▶ [REQUIREMENTS]:
Give a verbatim repeat of the lines that run from the line containing "Parse this screenshot: output" to the end of the data below.

▶ [MATERIAL FOR THIS TASK]:
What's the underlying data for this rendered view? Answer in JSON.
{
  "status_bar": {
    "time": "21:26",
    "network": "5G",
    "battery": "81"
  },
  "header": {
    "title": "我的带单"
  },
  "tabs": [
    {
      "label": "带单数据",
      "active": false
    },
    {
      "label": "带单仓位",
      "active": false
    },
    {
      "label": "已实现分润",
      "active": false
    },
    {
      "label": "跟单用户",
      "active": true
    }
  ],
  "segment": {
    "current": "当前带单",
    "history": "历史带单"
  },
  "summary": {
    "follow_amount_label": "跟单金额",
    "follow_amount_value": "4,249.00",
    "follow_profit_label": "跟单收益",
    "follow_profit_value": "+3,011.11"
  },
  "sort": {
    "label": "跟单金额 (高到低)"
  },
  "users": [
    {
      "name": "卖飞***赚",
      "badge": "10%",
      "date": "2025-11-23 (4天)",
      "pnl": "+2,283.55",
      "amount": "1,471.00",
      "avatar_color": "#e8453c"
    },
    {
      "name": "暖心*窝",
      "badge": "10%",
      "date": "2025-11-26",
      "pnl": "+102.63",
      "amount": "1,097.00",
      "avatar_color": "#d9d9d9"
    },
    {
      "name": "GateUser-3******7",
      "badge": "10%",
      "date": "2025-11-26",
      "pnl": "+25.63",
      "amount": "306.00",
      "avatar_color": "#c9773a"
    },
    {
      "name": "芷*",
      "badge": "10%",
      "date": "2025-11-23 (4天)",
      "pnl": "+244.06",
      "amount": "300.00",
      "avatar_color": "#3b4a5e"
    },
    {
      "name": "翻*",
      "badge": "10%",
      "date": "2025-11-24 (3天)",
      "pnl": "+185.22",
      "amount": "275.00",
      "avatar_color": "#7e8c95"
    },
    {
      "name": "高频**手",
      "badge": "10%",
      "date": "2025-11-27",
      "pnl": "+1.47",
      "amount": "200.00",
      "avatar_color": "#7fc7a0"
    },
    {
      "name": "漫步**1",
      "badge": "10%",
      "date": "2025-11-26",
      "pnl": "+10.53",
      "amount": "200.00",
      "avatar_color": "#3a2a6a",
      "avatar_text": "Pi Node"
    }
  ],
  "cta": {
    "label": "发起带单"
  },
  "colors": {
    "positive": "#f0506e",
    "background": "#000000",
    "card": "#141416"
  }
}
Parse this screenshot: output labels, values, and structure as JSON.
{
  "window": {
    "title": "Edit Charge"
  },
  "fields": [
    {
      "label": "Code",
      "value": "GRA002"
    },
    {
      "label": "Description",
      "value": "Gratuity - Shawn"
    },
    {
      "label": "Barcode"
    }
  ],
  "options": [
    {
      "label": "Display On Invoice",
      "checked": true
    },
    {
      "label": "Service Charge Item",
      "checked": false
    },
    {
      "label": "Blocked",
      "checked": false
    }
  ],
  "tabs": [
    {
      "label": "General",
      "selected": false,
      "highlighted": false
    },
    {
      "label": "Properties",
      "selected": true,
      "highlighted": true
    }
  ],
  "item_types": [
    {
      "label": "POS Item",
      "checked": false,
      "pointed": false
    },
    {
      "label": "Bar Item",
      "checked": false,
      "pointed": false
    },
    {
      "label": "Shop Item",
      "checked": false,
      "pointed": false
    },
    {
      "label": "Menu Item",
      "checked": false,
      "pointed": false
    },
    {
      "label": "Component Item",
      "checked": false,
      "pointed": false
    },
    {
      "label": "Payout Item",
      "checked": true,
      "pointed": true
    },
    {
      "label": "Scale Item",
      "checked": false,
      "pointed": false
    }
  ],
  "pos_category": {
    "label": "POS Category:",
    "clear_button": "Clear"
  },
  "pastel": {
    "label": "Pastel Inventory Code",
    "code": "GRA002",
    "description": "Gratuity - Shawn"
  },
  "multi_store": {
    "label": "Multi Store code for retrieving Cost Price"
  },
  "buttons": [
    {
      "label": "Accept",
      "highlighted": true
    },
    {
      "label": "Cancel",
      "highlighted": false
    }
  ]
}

▶ [REPLY]:
Parse this screenshot: output labels, values, and structure as JSON.
{
  "window": {
    "title": "Edit Charge"
  },
  "fields": [
    {
      "label": "Code",
      "value": "GRA002"
    },
    {
      "label": "Description",
      "value": "Gratuity - Shawn"
    },
    {
      "label": "Barcode"
    }
  ],
  "options": [
    {
      "label": "Display On Invoice",
      "checked": true
    },
    {
      "label": "Service Charge Item",
      "checked": false
    },
    {
      "label": "Blocked",
      "checked": false
    }
  ],
  "tabs": [
    {
      "label": "General",
      "selected": false,
      "highlighted": false
    },
    {
      "label": "Properties",
      "selected": true,
      "highlighted": true
    }
  ],
  "item_types": [
    {
      "label": "POS Item",
      "checked": false,
      "pointed": false
    },
    {
      "label": "Bar Item",
      "checked": false,
      "pointed": false
    },
    {
      "label": "Shop Item",
      "checked": false,
      "pointed": false
    },
    {
      "label": "Menu Item",
      "checked": false,
      "pointed": false
    },
    {
      "label": "Component Item",
      "checked": false,
      "pointed": false
    },
    {
      "label": "Payout Item",
      "checked": true,
      "pointed": true
    },
    {
      "label": "Scale Item",
      "checked": false,
      "pointed": false
    }
  ],
  "pos_category": {
    "label": "POS Category:",
    "clear_button": "Clear"
  },
  "pastel": {
    "label": "Pastel Inventory Code",
    "code": "GRA002",
    "description": "Gratuity - Shawn"
  },
  "multi_store": {
    "label": "Multi Store code for retrieving Cost Price"
  },
  "buttons": [
    {
      "label": "Accept",
      "highlighted": true
    },
    {
      "label": "Cancel",
      "highlighted": false
    }
  ]
}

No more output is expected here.